Leave out the pictures and restate the rest of the data exactly.

[Saved entries]

--- --- ---

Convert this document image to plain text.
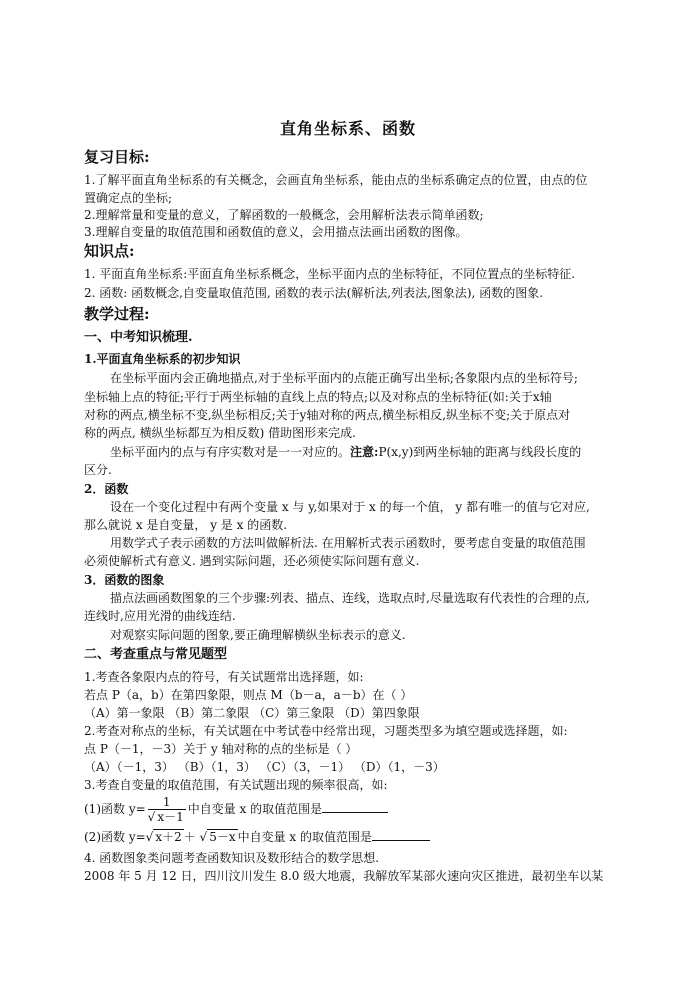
直角坐标系、函数
复习目标:
1.了解平面直角坐标系的有关概念，会画直角坐标系，能由点的坐标系确定点的位置，由点的位
置确定点的坐标;
2.理解常量和变量的意义，了解函数的一般概念，会用解析法表示简单函数;
3.理解自变量的取值范围和函数值的意义，会用描点法画出函数的图像。
知识点:
1. 平面直角坐标系:平面直角坐标系概念，坐标平面内点的坐标特征，不同位置点的坐标特征.
2. 函数: 函数概念,自变量取值范围, 函数的表示法(解析法,列表法,图象法), 函数的图象.
教学过程:
一、中考知识梳理.
1.平面直角坐标系的初步知识
在坐标平面内会正确地描点,对于坐标平面内的点能正确写出坐标;各象限内点的坐标符号;
坐标轴上点的特征;平行于两坐标轴的直线上点的特点;以及对称点的坐标特征(如:关于x轴
对称的两点,横坐标不变,纵坐标相反;关于y轴对称的两点,横坐标相反,纵坐标不变;关于原点对
称的两点, 横纵坐标都互为相反数) 借助图形来完成.
坐标平面内的点与有序实数对是一一对应的。注意:P(x,y)到两坐标轴的距离与线段长度的
区分.
2．函数
设在一个变化过程中有两个变量 x 与 y,如果对于 x 的每一个值， y 都有唯一的值与它对应,
那么就说 x 是自变量， y 是 x 的函数.
用数学式子表示函数的方法叫做解析法. 在用解析式表示函数时，要考虑自变量的取值范围
必须使解析式有意义. 遇到实际问题，还必须使实际问题有意义.
3．函数的图象
描点法画函数图象的三个步骤:列表、描点、连线，选取点时,尽量选取有代表性的合理的点,
连线时,应用光滑的曲线连结.
对观察实际问题的图象,要正确理解横纵坐标表示的意义.
二、考查重点与常见题型
1.考查各象限内点的符号，有关试题常出选择题，如:
若点 P（a，b）在第四象限，则点 M（b－a，a－b）在（ ）
（A）第一象限 （B）第二象限 （C）第三象限 （D）第四象限
2.考查对称点的坐标，有关试题在中考试卷中经常出现，习题类型多为填空题或选择题，如:
点 P（－1，－3）关于 y 轴对称的点的坐标是（ ）
（A）（－1，3） （B）（1，3） （C）（3，－1） （D）（1，－3）
3.考查自变量的取值范围，有关试题出现的频率很高，如:
(1)函数 $y= \frac{1}{√ x-1}$ 中自变量 x 的取值范围是
(2)函数 y=√ x＋2 ＋ √ 5－x 中自变量 x 的取值范围是
4. 函数图象类问题考查函数知识及数形结合的数学思想.
2008 年 5 月 12 日，四川汶川发生 8.0 级大地震，我解放军某部火速向灾区推进，最初坐车以某
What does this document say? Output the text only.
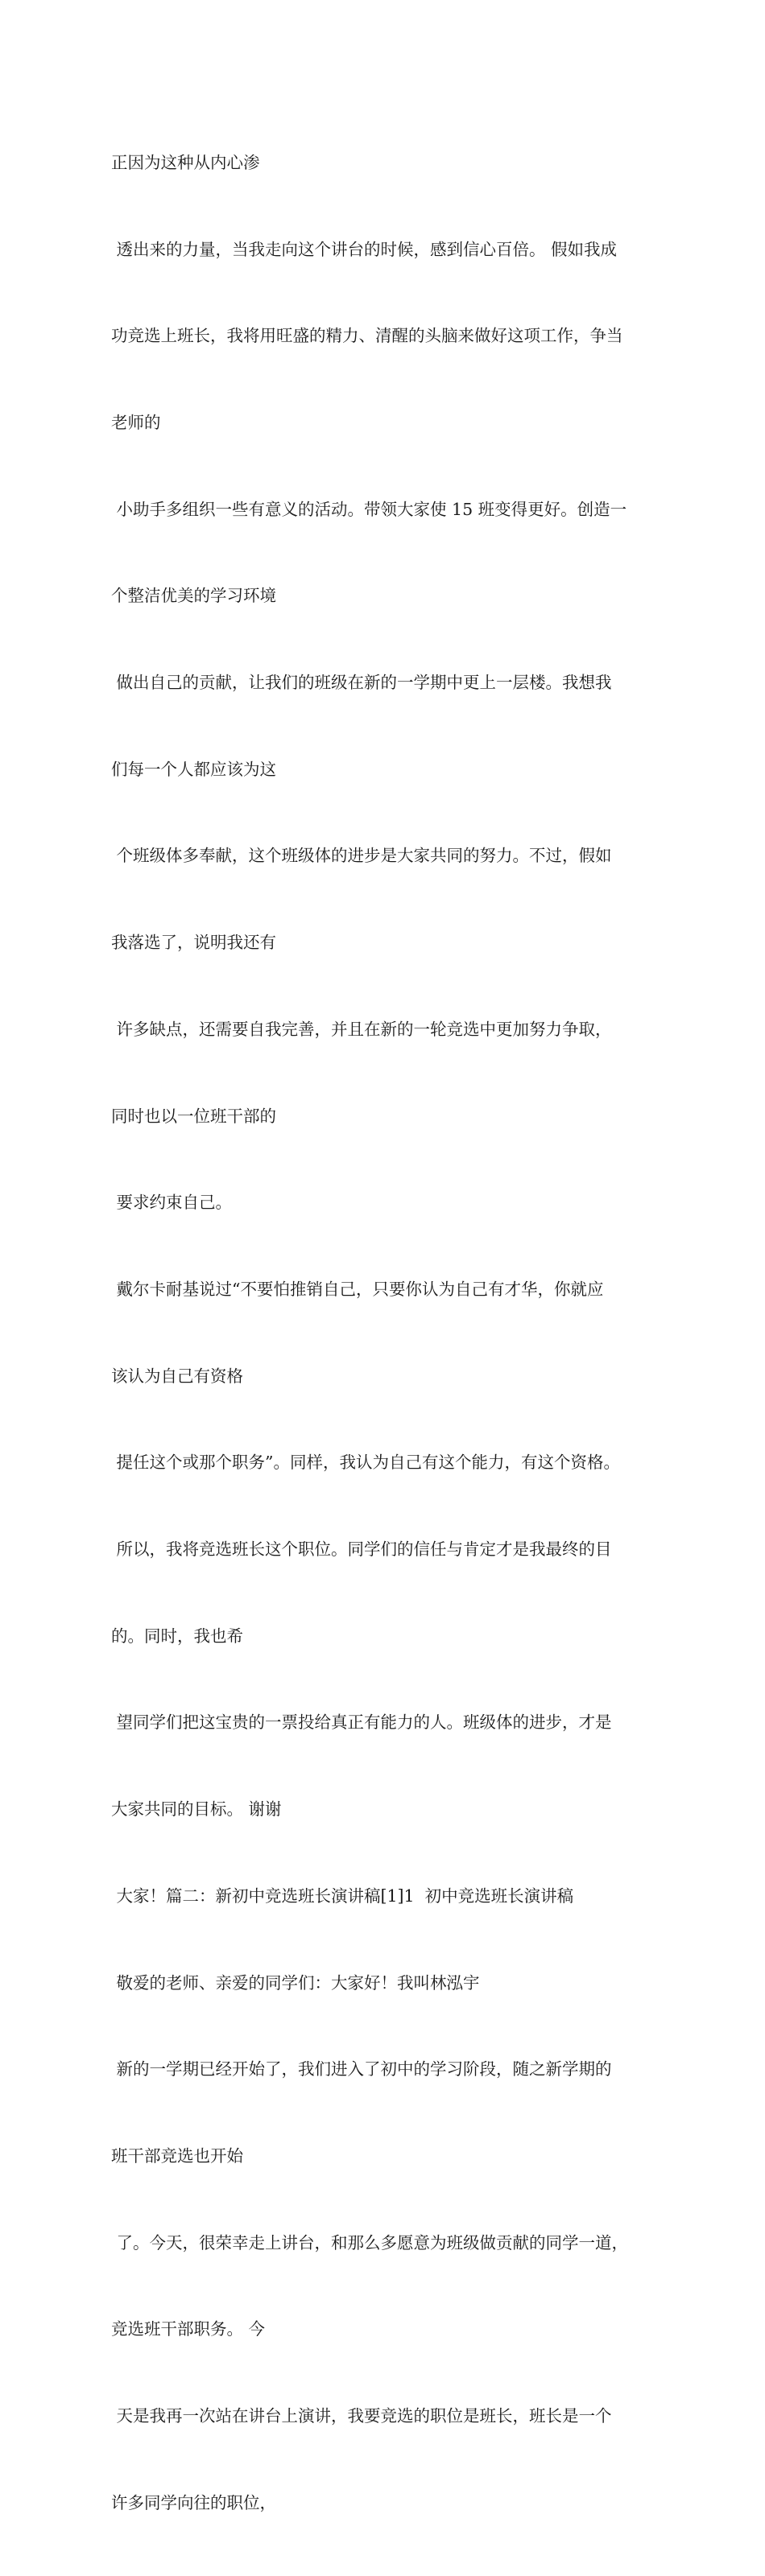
正因为这种从内心渗

透出来的力量，当我走向这个讲台的时候，感到信心百倍。 假如我成

功竞选上班长，我将用旺盛的精力、清醒的头脑来做好这项工作，争当

老师的

小助手多组织一些有意义的活动。带领大家使 15 班变得更好。创造一

个整洁优美的学习环境

做出自己的贡献，让我们的班级在新的一学期中更上一层楼。我想我

们每一个人都应该为这

个班级体多奉献，这个班级体的进步是大家共同的努力。不过，假如

我落选了，说明我还有

许多缺点，还需要自我完善，并且在新的一轮竞选中更加努力争取，

同时也以一位班干部的

要求约束自己。

戴尔卡耐基说过“不要怕推销自己，只要你认为自己有才华，你就应

该认为自己有资格

提任这个或那个职务”。同样，我认为自己有这个能力，有这个资格。

所以，我将竞选班长这个职位。同学们的信任与肯定才是我最终的目

的。同时，我也希

望同学们把这宝贵的一票投给真正有能力的人。班级体的进步，才是

大家共同的目标。 谢谢

大家！篇二：新初中竞选班长演讲稿[1]1  初中竞选班长演讲稿

敬爱的老师、亲爱的同学们：大家好！我叫林泓宇

新的一学期已经开始了，我们进入了初中的学习阶段，随之新学期的

班干部竞选也开始

了。今天，很荣幸走上讲台，和那么多愿意为班级做贡献的同学一道，

竞选班干部职务。 今

天是我再一次站在讲台上演讲，我要竞选的职位是班长，班长是一个

许多同学向往的职位，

--- --- ---

FINAL RESULT:
Convert this document image to plain text.
直角坐标系、函数
复习目标:
1.了解平面直角坐标系的有关概念，会画直角坐标系，能由点的坐标系确定点的位置，由点的位
置确定点的坐标;
2.理解常量和变量的意义，了解函数的一般概念，会用解析法表示简单函数;
3.理解自变量的取值范围和函数值的意义，会用描点法画出函数的图像。
知识点:
1. 平面直角坐标系:平面直角坐标系概念，坐标平面内点的坐标特征，不同位置点的坐标特征.
2. 函数: 函数概念,自变量取值范围, 函数的表示法(解析法,列表法,图象法), 函数的图象.
教学过程:
一、中考知识梳理.
1.平面直角坐标系的初步知识
在坐标平面内会正确地描点,对于坐标平面内的点能正确写出坐标;各象限内点的坐标符号;
坐标轴上点的特征;平行于两坐标轴的直线上点的特点;以及对称点的坐标特征(如:关于x轴
对称的两点,横坐标不变,纵坐标相反;关于y轴对称的两点,横坐标相反,纵坐标不变;关于原点对
称的两点, 横纵坐标都互为相反数) 借助图形来完成.
坐标平面内的点与有序实数对是一一对应的。注意:P(x,y)到两坐标轴的距离与线段长度的
区分.
2．函数
设在一个变化过程中有两个变量 x 与 y,如果对于 x 的每一个值， y 都有唯一的值与它对应,
那么就说 x 是自变量， y 是 x 的函数.
用数学式子表示函数的方法叫做解析法. 在用解析式表示函数时，要考虑自变量的取值范围
必须使解析式有意义. 遇到实际问题，还必须使实际问题有意义.
3．函数的图象
描点法画函数图象的三个步骤:列表、描点、连线，选取点时,尽量选取有代表性的合理的点,
连线时,应用光滑的曲线连结.
对观察实际问题的图象,要正确理解横纵坐标表示的意义.
二、考查重点与常见题型
1.考查各象限内点的符号，有关试题常出选择题，如:
若点 P（a，b）在第四象限，则点 M（b－a，a－b）在（ ）
（A）第一象限 （B）第二象限 （C）第三象限 （D）第四象限
2.考查对称点的坐标，有关试题在中考试卷中经常出现，习题类型多为填空题或选择题，如:
点 P（－1，－3）关于 y 轴对称的点的坐标是（ ）
（A）（－1，3） （B）（1，3） （C）（3，－1） （D）（1，－3）
3.考查自变量的取值范围，有关试题出现的频率很高，如:
(1)函数 $y= \frac{1}{√ x-1}$ 中自变量 x 的取值范围是
(2)函数 y=√ x＋2 ＋ √ 5－x 中自变量 x 的取值范围是
4. 函数图象类问题考查函数知识及数形结合的数学思想.
2008 年 5 月 12 日，四川汶川发生 8.0 级大地震，我解放军某部火速向灾区推进，最初坐车以某
What does this document say? Output the text only.
正因为这种从内心渗

透出来的力量，当我走向这个讲台的时候，感到信心百倍。 假如我成

功竞选上班长，我将用旺盛的精力、清醒的头脑来做好这项工作，争当

老师的

小助手多组织一些有意义的活动。带领大家使 15 班变得更好。创造一

个整洁优美的学习环境

做出自己的贡献，让我们的班级在新的一学期中更上一层楼。我想我

们每一个人都应该为这

个班级体多奉献，这个班级体的进步是大家共同的努力。不过，假如

我落选了，说明我还有

许多缺点，还需要自我完善，并且在新的一轮竞选中更加努力争取，

同时也以一位班干部的

要求约束自己。

戴尔卡耐基说过“不要怕推销自己，只要你认为自己有才华，你就应

该认为自己有资格

提任这个或那个职务”。同样，我认为自己有这个能力，有这个资格。

所以，我将竞选班长这个职位。同学们的信任与肯定才是我最终的目

的。同时，我也希

望同学们把这宝贵的一票投给真正有能力的人。班级体的进步，才是

大家共同的目标。 谢谢

大家！篇二：新初中竞选班长演讲稿[1]1  初中竞选班长演讲稿

敬爱的老师、亲爱的同学们：大家好！我叫林泓宇

新的一学期已经开始了，我们进入了初中的学习阶段，随之新学期的

班干部竞选也开始

了。今天，很荣幸走上讲台，和那么多愿意为班级做贡献的同学一道，

竞选班干部职务。 今

天是我再一次站在讲台上演讲，我要竞选的职位是班长，班长是一个

许多同学向往的职位，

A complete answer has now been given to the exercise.